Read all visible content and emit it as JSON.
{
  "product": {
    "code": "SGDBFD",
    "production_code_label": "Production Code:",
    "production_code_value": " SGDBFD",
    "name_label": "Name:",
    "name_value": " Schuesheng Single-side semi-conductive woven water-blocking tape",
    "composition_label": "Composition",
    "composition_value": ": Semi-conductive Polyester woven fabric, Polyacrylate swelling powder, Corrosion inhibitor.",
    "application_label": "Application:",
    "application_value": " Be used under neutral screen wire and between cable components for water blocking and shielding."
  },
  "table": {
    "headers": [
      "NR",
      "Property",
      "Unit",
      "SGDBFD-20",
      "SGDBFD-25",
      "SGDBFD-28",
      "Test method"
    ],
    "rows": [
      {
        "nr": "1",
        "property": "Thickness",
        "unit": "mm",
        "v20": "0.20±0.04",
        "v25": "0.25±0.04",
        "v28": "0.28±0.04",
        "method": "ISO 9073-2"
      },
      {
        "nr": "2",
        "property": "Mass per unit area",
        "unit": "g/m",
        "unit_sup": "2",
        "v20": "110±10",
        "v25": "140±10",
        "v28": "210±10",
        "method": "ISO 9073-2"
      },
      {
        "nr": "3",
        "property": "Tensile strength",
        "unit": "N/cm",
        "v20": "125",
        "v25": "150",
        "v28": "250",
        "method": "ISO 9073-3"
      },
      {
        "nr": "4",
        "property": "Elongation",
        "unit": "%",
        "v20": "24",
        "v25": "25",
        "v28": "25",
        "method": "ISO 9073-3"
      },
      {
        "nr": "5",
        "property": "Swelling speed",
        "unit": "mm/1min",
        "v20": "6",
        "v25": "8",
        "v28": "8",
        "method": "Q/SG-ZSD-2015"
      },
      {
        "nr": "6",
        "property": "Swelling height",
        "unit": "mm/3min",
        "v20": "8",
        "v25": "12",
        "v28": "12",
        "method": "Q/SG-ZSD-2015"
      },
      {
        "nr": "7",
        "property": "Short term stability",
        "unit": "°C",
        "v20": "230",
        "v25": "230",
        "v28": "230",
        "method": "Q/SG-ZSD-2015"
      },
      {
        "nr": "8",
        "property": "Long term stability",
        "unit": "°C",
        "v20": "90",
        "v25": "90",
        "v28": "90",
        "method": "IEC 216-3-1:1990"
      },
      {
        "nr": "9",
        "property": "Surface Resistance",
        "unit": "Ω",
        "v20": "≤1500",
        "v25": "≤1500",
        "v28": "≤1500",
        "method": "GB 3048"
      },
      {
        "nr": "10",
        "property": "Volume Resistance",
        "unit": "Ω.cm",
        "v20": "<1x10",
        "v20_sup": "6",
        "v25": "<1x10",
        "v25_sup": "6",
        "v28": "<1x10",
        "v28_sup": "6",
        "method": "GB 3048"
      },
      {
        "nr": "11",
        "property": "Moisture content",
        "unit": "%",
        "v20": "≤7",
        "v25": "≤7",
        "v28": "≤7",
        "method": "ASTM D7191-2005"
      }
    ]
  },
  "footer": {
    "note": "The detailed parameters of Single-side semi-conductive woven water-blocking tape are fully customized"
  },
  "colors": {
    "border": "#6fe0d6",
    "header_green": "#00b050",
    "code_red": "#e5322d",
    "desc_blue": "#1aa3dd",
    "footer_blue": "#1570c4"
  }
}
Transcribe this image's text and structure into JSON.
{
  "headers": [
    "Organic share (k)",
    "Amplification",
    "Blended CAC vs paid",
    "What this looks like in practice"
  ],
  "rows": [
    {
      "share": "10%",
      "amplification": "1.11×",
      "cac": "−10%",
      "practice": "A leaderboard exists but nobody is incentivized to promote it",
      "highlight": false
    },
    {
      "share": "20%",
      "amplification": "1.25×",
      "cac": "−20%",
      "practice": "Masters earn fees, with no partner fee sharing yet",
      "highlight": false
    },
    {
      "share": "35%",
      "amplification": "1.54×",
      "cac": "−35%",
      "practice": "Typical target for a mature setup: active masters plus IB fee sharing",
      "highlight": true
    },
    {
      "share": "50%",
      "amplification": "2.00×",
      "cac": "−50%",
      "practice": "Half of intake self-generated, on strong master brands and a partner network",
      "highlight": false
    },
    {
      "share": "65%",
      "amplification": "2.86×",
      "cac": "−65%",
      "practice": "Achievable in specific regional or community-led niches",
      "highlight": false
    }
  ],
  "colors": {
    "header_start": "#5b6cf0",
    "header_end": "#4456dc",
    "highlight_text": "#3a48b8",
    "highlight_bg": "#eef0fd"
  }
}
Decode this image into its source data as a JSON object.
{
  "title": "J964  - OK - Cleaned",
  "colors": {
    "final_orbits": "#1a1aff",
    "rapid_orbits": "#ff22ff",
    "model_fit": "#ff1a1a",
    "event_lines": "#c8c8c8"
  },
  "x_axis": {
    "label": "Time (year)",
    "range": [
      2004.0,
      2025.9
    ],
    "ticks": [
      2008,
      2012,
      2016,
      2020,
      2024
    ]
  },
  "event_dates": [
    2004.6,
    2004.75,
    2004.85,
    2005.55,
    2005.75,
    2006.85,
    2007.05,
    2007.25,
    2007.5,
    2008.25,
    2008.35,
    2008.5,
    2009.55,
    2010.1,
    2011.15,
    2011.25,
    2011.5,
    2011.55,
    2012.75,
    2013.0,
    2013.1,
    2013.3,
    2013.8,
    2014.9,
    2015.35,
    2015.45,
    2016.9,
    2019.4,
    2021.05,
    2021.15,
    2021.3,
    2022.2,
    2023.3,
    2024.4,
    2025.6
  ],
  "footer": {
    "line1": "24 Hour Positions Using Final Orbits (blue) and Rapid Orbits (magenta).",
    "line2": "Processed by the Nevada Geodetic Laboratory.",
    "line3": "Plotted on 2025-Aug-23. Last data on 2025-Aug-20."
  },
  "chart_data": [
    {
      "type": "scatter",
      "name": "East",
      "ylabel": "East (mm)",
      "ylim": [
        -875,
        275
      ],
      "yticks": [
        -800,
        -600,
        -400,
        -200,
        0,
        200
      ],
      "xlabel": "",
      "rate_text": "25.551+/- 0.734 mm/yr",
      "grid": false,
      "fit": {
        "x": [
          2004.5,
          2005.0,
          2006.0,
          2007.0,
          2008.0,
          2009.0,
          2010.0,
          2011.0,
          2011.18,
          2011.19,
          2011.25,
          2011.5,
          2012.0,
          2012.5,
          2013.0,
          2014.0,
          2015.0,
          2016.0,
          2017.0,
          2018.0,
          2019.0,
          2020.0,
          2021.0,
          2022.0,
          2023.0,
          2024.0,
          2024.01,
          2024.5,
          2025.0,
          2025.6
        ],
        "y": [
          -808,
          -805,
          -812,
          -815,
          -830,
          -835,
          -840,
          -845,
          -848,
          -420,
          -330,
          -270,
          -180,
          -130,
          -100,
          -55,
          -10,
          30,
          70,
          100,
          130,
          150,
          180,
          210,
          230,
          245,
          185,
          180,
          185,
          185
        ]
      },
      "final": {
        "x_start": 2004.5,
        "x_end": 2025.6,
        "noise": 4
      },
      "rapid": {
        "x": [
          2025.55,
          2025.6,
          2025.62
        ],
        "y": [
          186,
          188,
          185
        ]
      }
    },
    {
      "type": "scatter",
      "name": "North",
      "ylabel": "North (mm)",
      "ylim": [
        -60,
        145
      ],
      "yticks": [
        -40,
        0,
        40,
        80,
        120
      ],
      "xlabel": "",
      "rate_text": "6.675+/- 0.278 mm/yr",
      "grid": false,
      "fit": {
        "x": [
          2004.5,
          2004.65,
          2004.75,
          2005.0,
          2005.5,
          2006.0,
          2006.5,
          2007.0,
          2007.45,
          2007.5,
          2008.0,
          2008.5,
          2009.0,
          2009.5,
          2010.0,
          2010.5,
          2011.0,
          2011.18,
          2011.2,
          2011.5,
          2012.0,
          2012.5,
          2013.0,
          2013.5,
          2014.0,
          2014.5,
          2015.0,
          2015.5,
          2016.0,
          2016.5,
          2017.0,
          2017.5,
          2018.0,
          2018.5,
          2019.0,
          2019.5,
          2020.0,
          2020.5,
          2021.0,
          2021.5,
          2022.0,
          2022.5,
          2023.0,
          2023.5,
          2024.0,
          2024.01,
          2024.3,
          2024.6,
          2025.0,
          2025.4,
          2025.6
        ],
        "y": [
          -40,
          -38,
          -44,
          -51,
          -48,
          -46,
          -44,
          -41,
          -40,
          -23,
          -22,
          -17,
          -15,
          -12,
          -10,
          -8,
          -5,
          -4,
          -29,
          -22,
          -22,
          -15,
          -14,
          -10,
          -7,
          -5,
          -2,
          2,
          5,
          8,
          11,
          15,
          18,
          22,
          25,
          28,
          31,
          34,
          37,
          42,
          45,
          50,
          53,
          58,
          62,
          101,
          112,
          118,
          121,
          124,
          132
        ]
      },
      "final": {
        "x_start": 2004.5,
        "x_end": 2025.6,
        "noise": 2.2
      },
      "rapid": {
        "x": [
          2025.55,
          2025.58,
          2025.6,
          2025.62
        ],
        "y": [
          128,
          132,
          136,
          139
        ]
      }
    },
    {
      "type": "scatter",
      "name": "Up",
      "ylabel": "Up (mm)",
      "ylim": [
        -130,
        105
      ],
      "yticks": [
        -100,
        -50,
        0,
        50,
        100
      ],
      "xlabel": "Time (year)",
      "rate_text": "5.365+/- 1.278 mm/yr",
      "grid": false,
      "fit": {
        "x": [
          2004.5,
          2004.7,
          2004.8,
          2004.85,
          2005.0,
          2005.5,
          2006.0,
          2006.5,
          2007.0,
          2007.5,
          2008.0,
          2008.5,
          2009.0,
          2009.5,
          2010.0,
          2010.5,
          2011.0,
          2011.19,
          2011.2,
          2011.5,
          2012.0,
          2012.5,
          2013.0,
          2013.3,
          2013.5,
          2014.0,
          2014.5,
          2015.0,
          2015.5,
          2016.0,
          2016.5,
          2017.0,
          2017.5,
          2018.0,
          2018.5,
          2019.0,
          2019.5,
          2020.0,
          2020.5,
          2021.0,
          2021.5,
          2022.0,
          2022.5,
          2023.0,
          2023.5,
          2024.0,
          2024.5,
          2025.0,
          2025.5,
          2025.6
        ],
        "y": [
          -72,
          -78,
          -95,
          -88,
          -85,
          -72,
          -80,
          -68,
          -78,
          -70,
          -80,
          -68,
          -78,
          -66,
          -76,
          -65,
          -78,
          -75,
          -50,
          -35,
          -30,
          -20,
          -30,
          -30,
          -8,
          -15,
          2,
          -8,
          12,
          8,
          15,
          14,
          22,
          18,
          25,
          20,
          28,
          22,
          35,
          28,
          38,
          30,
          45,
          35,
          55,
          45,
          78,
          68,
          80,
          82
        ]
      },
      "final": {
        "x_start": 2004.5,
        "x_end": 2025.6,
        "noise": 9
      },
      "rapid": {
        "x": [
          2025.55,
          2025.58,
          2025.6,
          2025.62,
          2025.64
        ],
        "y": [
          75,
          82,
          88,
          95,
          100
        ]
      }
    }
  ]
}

-=-=-=-=-

◆ **SHORT PROBLEM**
Provide only the count of lines in the data above that include the string "practice".

◆ **SOLUTION TO THIS PROBLEM**
6